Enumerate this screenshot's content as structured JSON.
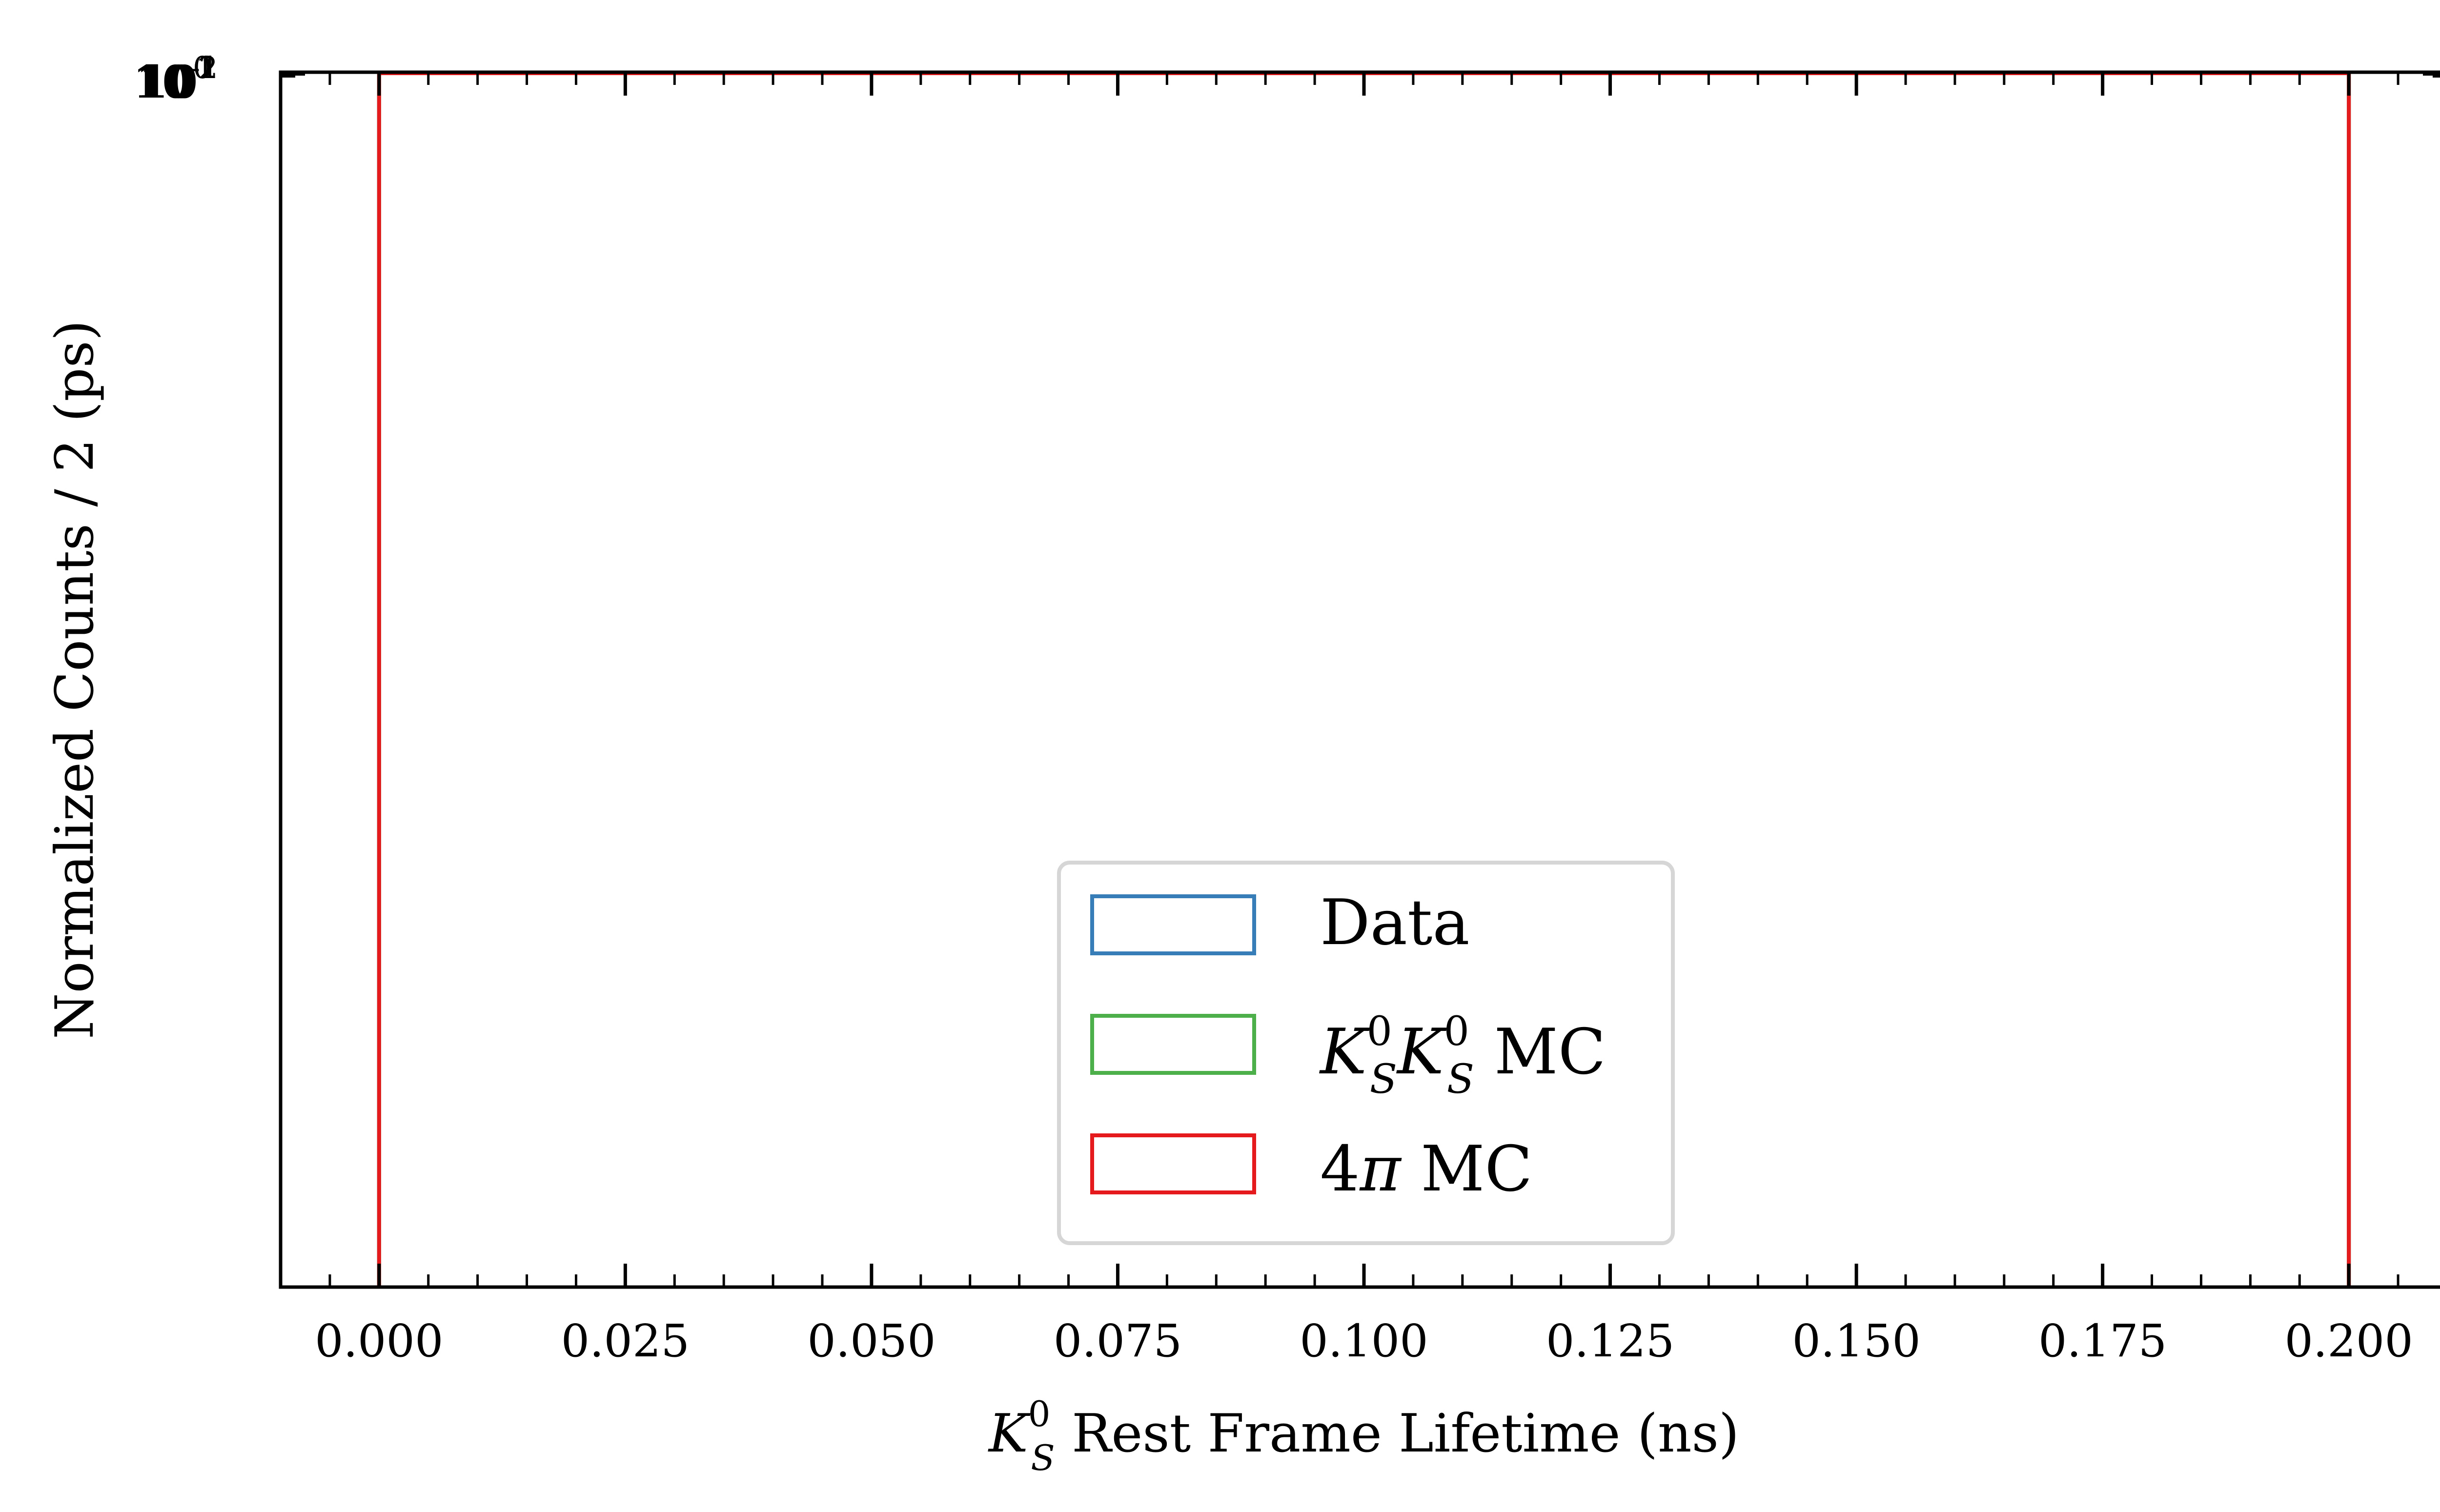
{
  "chart_data": {
    "type": "histogram",
    "title": "",
    "xlabel": {
      "symbol": "K",
      "superscript": "0",
      "subscript": "S",
      "text": " Rest Frame Lifetime (ns)"
    },
    "ylabel": "Normalized Counts / 2 (ps)",
    "xlim": [
      -0.01,
      0.21
    ],
    "y_scale": "log",
    "x_tick_labels": [
      "0.000",
      "0.025",
      "0.050",
      "0.075",
      "0.100",
      "0.125",
      "0.150",
      "0.175",
      "0.200"
    ],
    "x_ticks": [
      0.0,
      0.025,
      0.05,
      0.075,
      0.1,
      0.125,
      0.15,
      0.175,
      0.2
    ],
    "y_tick_labels_overlapping": [
      "10",
      "10",
      "10",
      "10"
    ],
    "y_tick_superscripts": [
      "0",
      "1",
      "2",
      "-1"
    ],
    "series": [
      {
        "name": "Data",
        "color": "#377eb8",
        "edges": [
          0.0,
          0.2
        ],
        "fill": false
      },
      {
        "name": "K_S^0 K_S^0 MC",
        "color": "#4daf4a",
        "edges": [
          0.0,
          0.2
        ],
        "fill": false
      },
      {
        "name": "4π MC",
        "color": "#e41a1c",
        "edges": [
          0.0,
          0.2
        ],
        "fill": false
      }
    ],
    "legend": {
      "placement": "lower-center",
      "entries": [
        {
          "color": "#377eb8",
          "label": "Data"
        },
        {
          "color": "#4daf4a",
          "label_parts": [
            "K",
            "0",
            "S",
            "K",
            "0",
            "S",
            " MC"
          ]
        },
        {
          "color": "#e41a1c",
          "label_parts": [
            "4",
            "π",
            " MC"
          ]
        }
      ]
    },
    "grid": false
  }
}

------------------------------

STATED PROBLEM:
Each line of the data should be quoted exactly, with pictures left out.

EXERCISE SOLUTION:
Enumerate this screenshot's content as structured JSON.
{
  "chart_data": {
    "type": "histogram",
    "title": "",
    "xlabel": {
      "symbol": "K",
      "superscript": "0",
      "subscript": "S",
      "text": " Rest Frame Lifetime (ns)"
    },
    "ylabel": "Normalized Counts / 2 (ps)",
    "xlim": [
      -0.01,
      0.21
    ],
    "y_scale": "log",
    "x_tick_labels": [
      "0.000",
      "0.025",
      "0.050",
      "0.075",
      "0.100",
      "0.125",
      "0.150",
      "0.175",
      "0.200"
    ],
    "x_ticks": [
      0.0,
      0.025,
      0.05,
      0.075,
      0.1,
      0.125,
      0.15,
      0.175,
      0.2
    ],
    "y_tick_labels_overlapping": [
      "10",
      "10",
      "10",
      "10"
    ],
    "y_tick_superscripts": [
      "0",
      "1",
      "2",
      "-1"
    ],
    "series": [
      {
        "name": "Data",
        "color": "#377eb8",
        "edges": [
          0.0,
          0.2
        ],
        "fill": false
      },
      {
        "name": "K_S^0 K_S^0 MC",
        "color": "#4daf4a",
        "edges": [
          0.0,
          0.2
        ],
        "fill": false
      },
      {
        "name": "4π MC",
        "color": "#e41a1c",
        "edges": [
          0.0,
          0.2
        ],
        "fill": false
      }
    ],
    "legend": {
      "placement": "lower-center",
      "entries": [
        {
          "color": "#377eb8",
          "label": "Data"
        },
        {
          "color": "#4daf4a",
          "label_parts": [
            "K",
            "0",
            "S",
            "K",
            "0",
            "S",
            " MC"
          ]
        },
        {
          "color": "#e41a1c",
          "label_parts": [
            "4",
            "π",
            " MC"
          ]
        }
      ]
    },
    "grid": false
  }
}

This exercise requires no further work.